--- Task directions ---
All of the records below must be output exactly, with no pictures carried over.

--- Records supplied ---
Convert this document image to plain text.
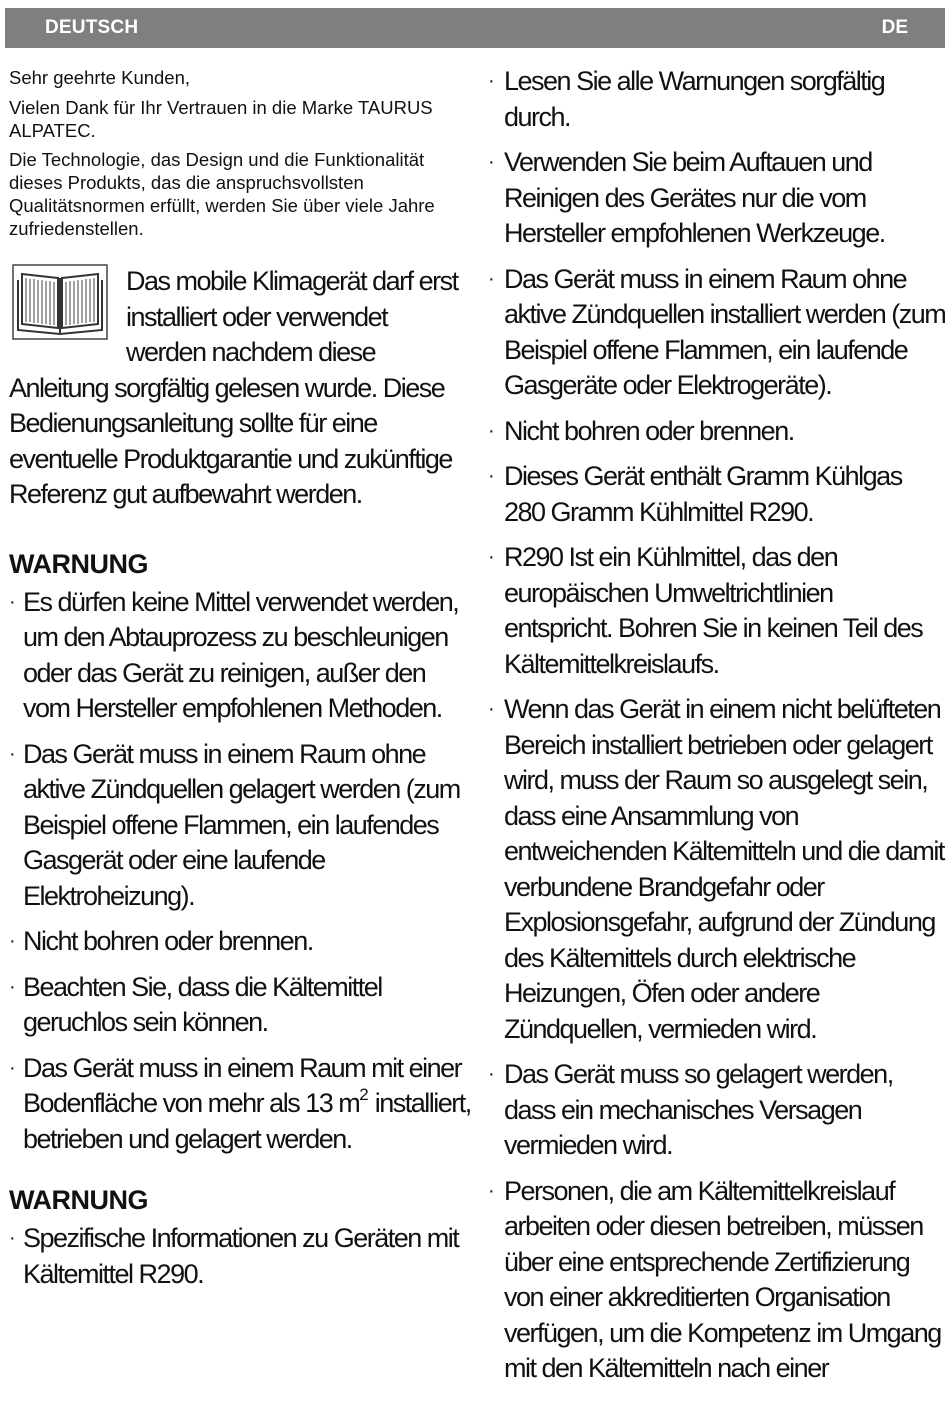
DEUTSCH	DE

Sehr geehrte Kunden,

Vielen Dank für Ihr Vertrauen in die Marke TAURUS ALPATEC.

Die Technologie, das Design und die Funktionalität dieses Produkts, das die anspruchsvollsten Qualitätsnormen erfüllt, werden Sie über viele Jahre zufriedenstellen.

Das mobile Klimagerät darf erst installiert oder verwendet werden nachdem diese Anleitung sorgfältig gelesen wurde. Diese Bedienungsanleitung sollte für eine eventuelle Produktgarantie und zukünftige Referenz gut aufbewahrt werden.

WARNUNG
· Es dürfen keine Mittel verwendet werden, um den Abtauprozess zu beschleunigen oder das Gerät zu reinigen, außer den vom Hersteller empfohlenen Methoden.
· Das Gerät muss in einem Raum ohne aktive Zündquellen gelagert werden (zum Beispiel offene Flammen, ein laufendes Gasgerät oder eine laufende Elektroheizung).
· Nicht bohren oder brennen.
· Beachten Sie, dass die Kältemittel geruchlos sein können.
· Das Gerät muss in einem Raum mit einer Bodenfläche von mehr als 13 $m^2$ installiert, betrieben und gelagert werden.
WARNUNG
· Spezifische Informationen zu Geräten mit Kältemittel R290.
· Lesen Sie alle Warnungen sorgfältig durch.
· Verwenden Sie beim Auftauen und Reinigen des Gerätes nur die vom Hersteller empfohlenen Werkzeuge.
· Das Gerät muss in einem Raum ohne aktive Zündquellen installiert werden (zum Beispiel offene Flammen, ein laufende Gasgeräte oder Elektrogeräte).
· Nicht bohren oder brennen.
· Dieses Gerät enthält Gramm Kühlgas 280 Gramm Kühlmittel R290.
· R290 Ist ein Kühlmittel, das den europäischen Umweltrichtlinien entspricht. Bohren Sie in keinen Teil des Kältemittelkreislaufs.
· Wenn das Gerät in einem nicht belüfteten Bereich installiert betrieben oder gelagert wird, muss der Raum so ausgelegt sein, dass eine Ansammlung von entweichenden Kältemitteln und die damit verbundene Brandgefahr oder Explosionsgefahr, aufgrund der Zündung des Kältemittels durch elektrische Heizungen, Öfen oder andere Zündquellen, vermieden wird.
· Das Gerät muss so gelagert werden, dass ein mechanisches Versagen vermieden wird.
· Personen, die am Kältemittelkreislauf arbeiten oder diesen betreiben, müssen über eine entsprechende Zertifizierung von einer akkreditierten Organisation verfügen, um die Kompetenz im Umgang mit den Kältemitteln nach einer
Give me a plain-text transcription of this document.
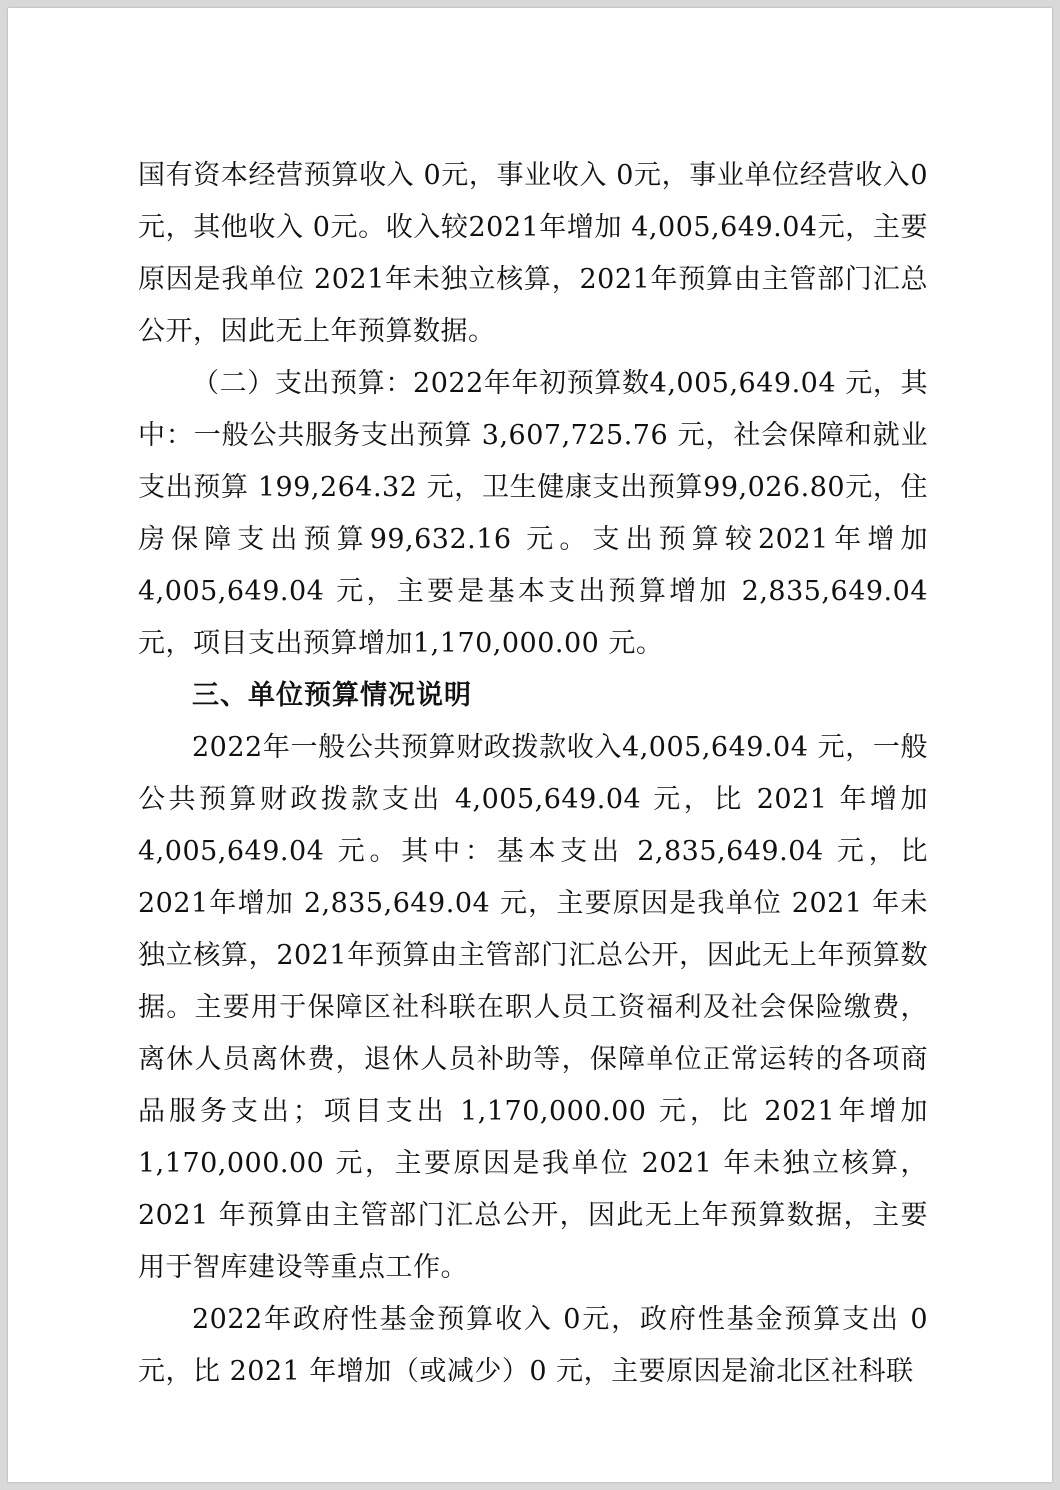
国有资本经营预算收入 0元，事业收入 0元，事业单位经营收入0元，其他收入 0元。收入较2021年增加 4,005,649.04元，主要原因是我单位 2021年未独立核算，2021年预算由主管部门汇总公开，因此无上年预算数据。

（二）支出预算：2022年年初预算数4,005,649.04 元，其中：一般公共服务支出预算 3,607,725.76 元，社会保障和就业支出预算 199,264.32 元，卫生健康支出预算99,026.80元，住房保障支出预算99,632.16 元。支出预算较2021年增加 4,005,649.04 元，主要是基本支出预算增加 2,835,649.04 元，项目支出预算增加1,170,000.00 元。

三、单位预算情况说明

2022年一般公共预算财政拨款收入4,005,649.04 元，一般公共预算财政拨款支出 4,005,649.04 元，比 2021 年增加4,005,649.04 元。其中：基本支出 2,835,649.04 元，比2021年增加 2,835,649.04 元，主要原因是我单位 2021 年未独立核算，2021年预算由主管部门汇总公开，因此无上年预算数据。主要用于保障区社科联在职人员工资福利及社会保险缴费，离休人员离休费，退休人员补助等，保障单位正常运转的各项商品服务支出；项目支出 1,170,000.00 元，比 2021年增加 1,170,000.00 元，主要原因是我单位 2021 年未独立核算，2021 年预算由主管部门汇总公开，因此无上年预算数据，主要用于智库建设等重点工作。

2022年政府性基金预算收入 0元，政府性基金预算支出 0元，比 2021 年增加（或减少）0 元，主要原因是渝北区社科联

--- Output for this task ---
Convert this document image to plain text.
DEUTSCH	DE

Sehr geehrte Kunden,

Vielen Dank für Ihr Vertrauen in die Marke TAURUS ALPATEC.

Die Technologie, das Design und die Funktionalität dieses Produkts, das die anspruchsvollsten Qualitätsnormen erfüllt, werden Sie über viele Jahre zufriedenstellen.

Das mobile Klimagerät darf erst installiert oder verwendet werden nachdem diese Anleitung sorgfältig gelesen wurde. Diese Bedienungsanleitung sollte für eine eventuelle Produktgarantie und zukünftige Referenz gut aufbewahrt werden.

WARNUNG
· Es dürfen keine Mittel verwendet werden, um den Abtauprozess zu beschleunigen oder das Gerät zu reinigen, außer den vom Hersteller empfohlenen Methoden.
· Das Gerät muss in einem Raum ohne aktive Zündquellen gelagert werden (zum Beispiel offene Flammen, ein laufendes Gasgerät oder eine laufende Elektroheizung).
· Nicht bohren oder brennen.
· Beachten Sie, dass die Kältemittel geruchlos sein können.
· Das Gerät muss in einem Raum mit einer Bodenfläche von mehr als 13 $m^2$ installiert, betrieben und gelagert werden.
WARNUNG
· Spezifische Informationen zu Geräten mit Kältemittel R290.
· Lesen Sie alle Warnungen sorgfältig durch.
· Verwenden Sie beim Auftauen und Reinigen des Gerätes nur die vom Hersteller empfohlenen Werkzeuge.
· Das Gerät muss in einem Raum ohne aktive Zündquellen installiert werden (zum Beispiel offene Flammen, ein laufende Gasgeräte oder Elektrogeräte).
· Nicht bohren oder brennen.
· Dieses Gerät enthält Gramm Kühlgas 280 Gramm Kühlmittel R290.
· R290 Ist ein Kühlmittel, das den europäischen Umweltrichtlinien entspricht. Bohren Sie in keinen Teil des Kältemittelkreislaufs.
· Wenn das Gerät in einem nicht belüfteten Bereich installiert betrieben oder gelagert wird, muss der Raum so ausgelegt sein, dass eine Ansammlung von entweichenden Kältemitteln und die damit verbundene Brandgefahr oder Explosionsgefahr, aufgrund der Zündung des Kältemittels durch elektrische Heizungen, Öfen oder andere Zündquellen, vermieden wird.
· Das Gerät muss so gelagert werden, dass ein mechanisches Versagen vermieden wird.
· Personen, die am Kältemittelkreislauf arbeiten oder diesen betreiben, müssen über eine entsprechende Zertifizierung von einer akkreditierten Organisation verfügen, um die Kompetenz im Umgang mit den Kältemitteln nach einer
Give me a plain-text transcription of this document.
国有资本经营预算收入 0元，事业收入 0元，事业单位经营收入0元，其他收入 0元。收入较2021年增加 4,005,649.04元，主要原因是我单位 2021年未独立核算，2021年预算由主管部门汇总公开，因此无上年预算数据。

（二）支出预算：2022年年初预算数4,005,649.04 元，其中：一般公共服务支出预算 3,607,725.76 元，社会保障和就业支出预算 199,264.32 元，卫生健康支出预算99,026.80元，住房保障支出预算99,632.16 元。支出预算较2021年增加 4,005,649.04 元，主要是基本支出预算增加 2,835,649.04 元，项目支出预算增加1,170,000.00 元。

三、单位预算情况说明

2022年一般公共预算财政拨款收入4,005,649.04 元，一般公共预算财政拨款支出 4,005,649.04 元，比 2021 年增加4,005,649.04 元。其中：基本支出 2,835,649.04 元，比2021年增加 2,835,649.04 元，主要原因是我单位 2021 年未独立核算，2021年预算由主管部门汇总公开，因此无上年预算数据。主要用于保障区社科联在职人员工资福利及社会保险缴费，离休人员离休费，退休人员补助等，保障单位正常运转的各项商品服务支出；项目支出 1,170,000.00 元，比 2021年增加 1,170,000.00 元，主要原因是我单位 2021 年未独立核算，2021 年预算由主管部门汇总公开，因此无上年预算数据，主要用于智库建设等重点工作。

2022年政府性基金预算收入 0元，政府性基金预算支出 0元，比 2021 年增加（或减少）0 元，主要原因是渝北区社科联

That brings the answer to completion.